[SHORT PROBLEM] Keep only those lines of the records that include the string "essay".

Dataset items:
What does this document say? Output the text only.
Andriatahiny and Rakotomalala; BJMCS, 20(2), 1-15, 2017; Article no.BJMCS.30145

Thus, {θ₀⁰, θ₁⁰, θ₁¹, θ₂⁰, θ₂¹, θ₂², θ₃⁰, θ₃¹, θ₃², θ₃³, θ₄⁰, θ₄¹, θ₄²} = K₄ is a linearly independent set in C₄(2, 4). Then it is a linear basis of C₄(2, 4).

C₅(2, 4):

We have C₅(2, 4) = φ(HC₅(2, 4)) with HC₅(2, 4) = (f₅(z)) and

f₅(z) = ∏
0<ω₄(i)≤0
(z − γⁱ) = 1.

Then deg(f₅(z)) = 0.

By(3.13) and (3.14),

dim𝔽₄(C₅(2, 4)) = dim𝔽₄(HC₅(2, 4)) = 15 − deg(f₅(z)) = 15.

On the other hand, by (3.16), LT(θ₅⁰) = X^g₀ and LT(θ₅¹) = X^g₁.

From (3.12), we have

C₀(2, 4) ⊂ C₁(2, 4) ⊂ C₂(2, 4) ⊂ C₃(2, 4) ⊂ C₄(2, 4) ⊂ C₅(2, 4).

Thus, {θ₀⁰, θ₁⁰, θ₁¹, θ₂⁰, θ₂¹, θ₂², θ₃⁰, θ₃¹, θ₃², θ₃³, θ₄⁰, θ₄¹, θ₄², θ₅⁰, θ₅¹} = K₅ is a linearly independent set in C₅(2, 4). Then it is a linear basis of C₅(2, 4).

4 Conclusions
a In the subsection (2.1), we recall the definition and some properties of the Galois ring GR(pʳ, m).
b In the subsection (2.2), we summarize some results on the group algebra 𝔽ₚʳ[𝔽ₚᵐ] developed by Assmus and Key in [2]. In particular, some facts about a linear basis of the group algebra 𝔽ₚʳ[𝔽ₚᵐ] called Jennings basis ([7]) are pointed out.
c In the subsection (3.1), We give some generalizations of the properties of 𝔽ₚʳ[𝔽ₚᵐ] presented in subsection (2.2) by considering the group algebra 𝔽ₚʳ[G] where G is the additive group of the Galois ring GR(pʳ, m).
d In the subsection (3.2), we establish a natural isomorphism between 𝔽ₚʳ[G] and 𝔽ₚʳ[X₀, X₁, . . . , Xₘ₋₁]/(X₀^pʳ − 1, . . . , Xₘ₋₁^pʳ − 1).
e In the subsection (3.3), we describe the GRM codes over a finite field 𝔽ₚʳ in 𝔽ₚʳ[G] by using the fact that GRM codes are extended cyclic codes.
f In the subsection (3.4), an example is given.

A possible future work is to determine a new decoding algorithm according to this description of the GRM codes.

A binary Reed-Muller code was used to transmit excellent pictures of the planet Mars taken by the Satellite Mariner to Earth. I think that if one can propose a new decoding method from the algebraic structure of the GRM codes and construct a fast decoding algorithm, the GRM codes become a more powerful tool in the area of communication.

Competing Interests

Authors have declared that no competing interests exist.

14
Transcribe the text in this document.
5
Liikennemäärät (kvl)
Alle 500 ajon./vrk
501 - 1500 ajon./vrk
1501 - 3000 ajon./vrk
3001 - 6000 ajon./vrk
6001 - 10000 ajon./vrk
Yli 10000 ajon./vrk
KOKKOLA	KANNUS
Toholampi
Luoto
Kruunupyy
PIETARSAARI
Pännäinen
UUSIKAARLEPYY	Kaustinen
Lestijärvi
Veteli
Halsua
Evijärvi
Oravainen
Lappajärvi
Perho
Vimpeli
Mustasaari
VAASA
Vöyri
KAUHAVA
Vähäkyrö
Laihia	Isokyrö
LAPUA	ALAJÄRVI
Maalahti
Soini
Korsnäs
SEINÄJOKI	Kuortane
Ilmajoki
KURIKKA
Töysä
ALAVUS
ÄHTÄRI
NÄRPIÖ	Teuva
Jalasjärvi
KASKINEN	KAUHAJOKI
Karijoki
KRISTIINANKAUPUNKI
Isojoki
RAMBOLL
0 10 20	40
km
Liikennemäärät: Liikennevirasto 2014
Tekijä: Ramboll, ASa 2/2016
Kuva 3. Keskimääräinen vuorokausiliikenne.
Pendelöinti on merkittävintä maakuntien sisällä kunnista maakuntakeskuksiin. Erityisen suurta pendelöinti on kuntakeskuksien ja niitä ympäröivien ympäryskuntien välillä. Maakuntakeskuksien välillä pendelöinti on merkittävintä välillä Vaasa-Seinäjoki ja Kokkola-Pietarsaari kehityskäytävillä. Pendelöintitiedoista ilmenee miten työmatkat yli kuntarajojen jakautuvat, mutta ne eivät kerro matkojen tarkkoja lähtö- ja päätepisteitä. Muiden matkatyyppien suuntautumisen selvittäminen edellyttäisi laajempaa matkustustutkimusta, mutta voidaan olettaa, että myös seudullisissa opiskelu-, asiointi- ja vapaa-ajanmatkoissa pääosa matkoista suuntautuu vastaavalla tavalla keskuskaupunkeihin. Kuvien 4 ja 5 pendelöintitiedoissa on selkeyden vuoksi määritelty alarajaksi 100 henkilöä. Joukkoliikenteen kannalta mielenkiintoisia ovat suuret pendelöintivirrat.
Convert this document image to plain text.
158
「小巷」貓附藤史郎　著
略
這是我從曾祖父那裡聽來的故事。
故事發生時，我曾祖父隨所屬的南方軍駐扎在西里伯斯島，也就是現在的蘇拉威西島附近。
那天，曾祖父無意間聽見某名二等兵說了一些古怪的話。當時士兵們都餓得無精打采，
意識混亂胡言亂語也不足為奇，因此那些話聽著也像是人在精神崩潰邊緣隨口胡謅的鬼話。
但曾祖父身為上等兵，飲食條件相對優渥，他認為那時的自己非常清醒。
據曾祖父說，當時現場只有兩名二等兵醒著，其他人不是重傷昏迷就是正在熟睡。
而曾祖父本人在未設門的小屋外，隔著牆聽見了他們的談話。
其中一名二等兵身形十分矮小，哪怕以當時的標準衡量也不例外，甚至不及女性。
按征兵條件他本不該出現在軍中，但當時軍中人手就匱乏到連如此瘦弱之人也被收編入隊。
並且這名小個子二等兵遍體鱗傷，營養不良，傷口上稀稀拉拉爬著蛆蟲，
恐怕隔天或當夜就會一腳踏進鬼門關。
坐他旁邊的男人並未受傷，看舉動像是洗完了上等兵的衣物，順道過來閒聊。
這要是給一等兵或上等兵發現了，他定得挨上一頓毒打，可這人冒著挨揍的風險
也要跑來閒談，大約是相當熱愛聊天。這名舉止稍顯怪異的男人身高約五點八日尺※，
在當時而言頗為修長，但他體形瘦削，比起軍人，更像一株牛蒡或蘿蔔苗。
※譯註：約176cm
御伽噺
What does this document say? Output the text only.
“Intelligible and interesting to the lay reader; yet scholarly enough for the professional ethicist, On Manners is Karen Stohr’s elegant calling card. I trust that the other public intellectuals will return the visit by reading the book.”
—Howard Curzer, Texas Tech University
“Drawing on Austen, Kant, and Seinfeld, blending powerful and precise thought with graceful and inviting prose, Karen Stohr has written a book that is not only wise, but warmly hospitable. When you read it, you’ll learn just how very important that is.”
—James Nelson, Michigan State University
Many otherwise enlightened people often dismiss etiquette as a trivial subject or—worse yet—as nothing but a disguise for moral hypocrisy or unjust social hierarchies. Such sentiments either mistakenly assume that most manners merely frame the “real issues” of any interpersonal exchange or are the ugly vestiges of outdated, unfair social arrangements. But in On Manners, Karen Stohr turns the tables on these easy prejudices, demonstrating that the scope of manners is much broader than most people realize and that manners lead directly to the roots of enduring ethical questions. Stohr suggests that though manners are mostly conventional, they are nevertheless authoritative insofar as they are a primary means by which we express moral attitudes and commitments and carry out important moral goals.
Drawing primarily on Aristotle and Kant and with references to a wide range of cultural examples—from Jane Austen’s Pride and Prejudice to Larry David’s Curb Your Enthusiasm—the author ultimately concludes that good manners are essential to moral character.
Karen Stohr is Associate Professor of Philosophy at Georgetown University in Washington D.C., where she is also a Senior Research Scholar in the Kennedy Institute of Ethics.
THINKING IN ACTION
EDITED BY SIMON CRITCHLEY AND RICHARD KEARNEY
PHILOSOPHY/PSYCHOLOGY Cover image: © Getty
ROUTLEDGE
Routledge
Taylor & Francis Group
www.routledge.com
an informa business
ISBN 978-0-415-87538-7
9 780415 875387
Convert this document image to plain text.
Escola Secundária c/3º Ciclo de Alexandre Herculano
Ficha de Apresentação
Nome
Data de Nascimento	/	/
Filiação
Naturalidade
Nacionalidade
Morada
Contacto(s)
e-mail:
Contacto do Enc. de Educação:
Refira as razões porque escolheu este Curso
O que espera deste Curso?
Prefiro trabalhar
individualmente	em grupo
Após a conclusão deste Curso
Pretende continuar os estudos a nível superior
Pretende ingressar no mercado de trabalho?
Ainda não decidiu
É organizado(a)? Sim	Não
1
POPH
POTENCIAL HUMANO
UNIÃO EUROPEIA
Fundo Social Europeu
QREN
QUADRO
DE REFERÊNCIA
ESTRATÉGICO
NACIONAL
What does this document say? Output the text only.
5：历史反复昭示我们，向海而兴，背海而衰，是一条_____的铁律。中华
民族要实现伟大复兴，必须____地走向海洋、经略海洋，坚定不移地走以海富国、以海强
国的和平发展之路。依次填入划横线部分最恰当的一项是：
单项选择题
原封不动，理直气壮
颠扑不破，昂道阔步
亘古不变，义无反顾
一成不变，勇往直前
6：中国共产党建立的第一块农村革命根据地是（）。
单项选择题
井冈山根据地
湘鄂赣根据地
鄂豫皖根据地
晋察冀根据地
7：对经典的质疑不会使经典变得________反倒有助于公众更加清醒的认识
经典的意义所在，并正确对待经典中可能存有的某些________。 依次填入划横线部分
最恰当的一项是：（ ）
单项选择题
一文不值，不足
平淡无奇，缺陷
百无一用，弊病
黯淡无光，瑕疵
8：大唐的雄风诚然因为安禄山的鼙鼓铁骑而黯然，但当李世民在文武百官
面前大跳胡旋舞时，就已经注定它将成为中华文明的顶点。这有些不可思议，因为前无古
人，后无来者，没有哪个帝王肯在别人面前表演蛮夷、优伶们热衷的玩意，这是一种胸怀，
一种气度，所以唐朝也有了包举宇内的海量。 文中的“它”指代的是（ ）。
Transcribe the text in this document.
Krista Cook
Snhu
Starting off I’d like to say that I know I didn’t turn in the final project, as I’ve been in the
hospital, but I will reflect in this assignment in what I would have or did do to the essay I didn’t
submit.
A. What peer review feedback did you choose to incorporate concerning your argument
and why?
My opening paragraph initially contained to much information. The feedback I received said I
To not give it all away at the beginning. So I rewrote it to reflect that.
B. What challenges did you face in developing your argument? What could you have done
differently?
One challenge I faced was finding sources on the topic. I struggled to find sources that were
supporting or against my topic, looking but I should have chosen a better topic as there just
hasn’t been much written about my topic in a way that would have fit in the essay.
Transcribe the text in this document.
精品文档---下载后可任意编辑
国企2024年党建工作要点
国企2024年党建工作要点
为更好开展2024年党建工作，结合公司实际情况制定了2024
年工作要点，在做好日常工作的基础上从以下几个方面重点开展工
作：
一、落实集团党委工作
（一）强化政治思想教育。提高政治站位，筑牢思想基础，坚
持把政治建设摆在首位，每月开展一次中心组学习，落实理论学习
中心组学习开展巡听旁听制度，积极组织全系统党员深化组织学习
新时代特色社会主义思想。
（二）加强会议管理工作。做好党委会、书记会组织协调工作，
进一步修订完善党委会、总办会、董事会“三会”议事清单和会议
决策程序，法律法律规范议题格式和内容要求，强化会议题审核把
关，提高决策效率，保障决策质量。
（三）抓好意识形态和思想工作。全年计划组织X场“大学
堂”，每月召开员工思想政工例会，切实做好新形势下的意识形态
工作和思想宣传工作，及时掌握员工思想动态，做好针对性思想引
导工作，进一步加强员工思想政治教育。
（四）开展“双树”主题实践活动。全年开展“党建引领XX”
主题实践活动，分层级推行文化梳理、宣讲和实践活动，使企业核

[WRITTEN REPLY]
hospital, but I will reflect in this assignment in what I would have or did do to the essay I didn’t
hasn’t been much written about my topic in a way that would have fit in the essay.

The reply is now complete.